* **Materials provided**:

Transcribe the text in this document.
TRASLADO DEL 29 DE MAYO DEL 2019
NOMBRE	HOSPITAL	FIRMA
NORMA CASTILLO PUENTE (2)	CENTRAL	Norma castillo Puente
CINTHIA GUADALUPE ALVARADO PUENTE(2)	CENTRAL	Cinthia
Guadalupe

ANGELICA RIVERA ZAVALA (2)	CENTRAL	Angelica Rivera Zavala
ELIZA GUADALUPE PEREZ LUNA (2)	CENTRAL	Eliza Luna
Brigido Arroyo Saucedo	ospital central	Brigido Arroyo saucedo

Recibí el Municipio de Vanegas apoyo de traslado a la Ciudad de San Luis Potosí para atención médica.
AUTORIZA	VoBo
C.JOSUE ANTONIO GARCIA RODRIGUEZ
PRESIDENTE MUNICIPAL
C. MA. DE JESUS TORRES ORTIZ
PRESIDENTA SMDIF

* **Aim of the exercise**: Extract the data in full. Keep it word for word.

* **Task solution**:
Transcribe the text in this document.
TRASLADO DEL 29 DE MAYO DEL 2019
NOMBRE	HOSPITAL	FIRMA
NORMA CASTILLO PUENTE (2)	CENTRAL	Norma castillo Puente
CINTHIA GUADALUPE ALVARADO PUENTE(2)	CENTRAL	Cinthia
Guadalupe

ANGELICA RIVERA ZAVALA (2)	CENTRAL	Angelica Rivera Zavala
ELIZA GUADALUPE PEREZ LUNA (2)	CENTRAL	Eliza Luna
Brigido Arroyo Saucedo	ospital central	Brigido Arroyo saucedo

Recibí el Municipio de Vanegas apoyo de traslado a la Ciudad de San Luis Potosí para atención médica.
AUTORIZA	VoBo
C.JOSUE ANTONIO GARCIA RODRIGUEZ
PRESIDENTE MUNICIPAL
C. MA. DE JESUS TORRES ORTIZ
PRESIDENTA SMDIF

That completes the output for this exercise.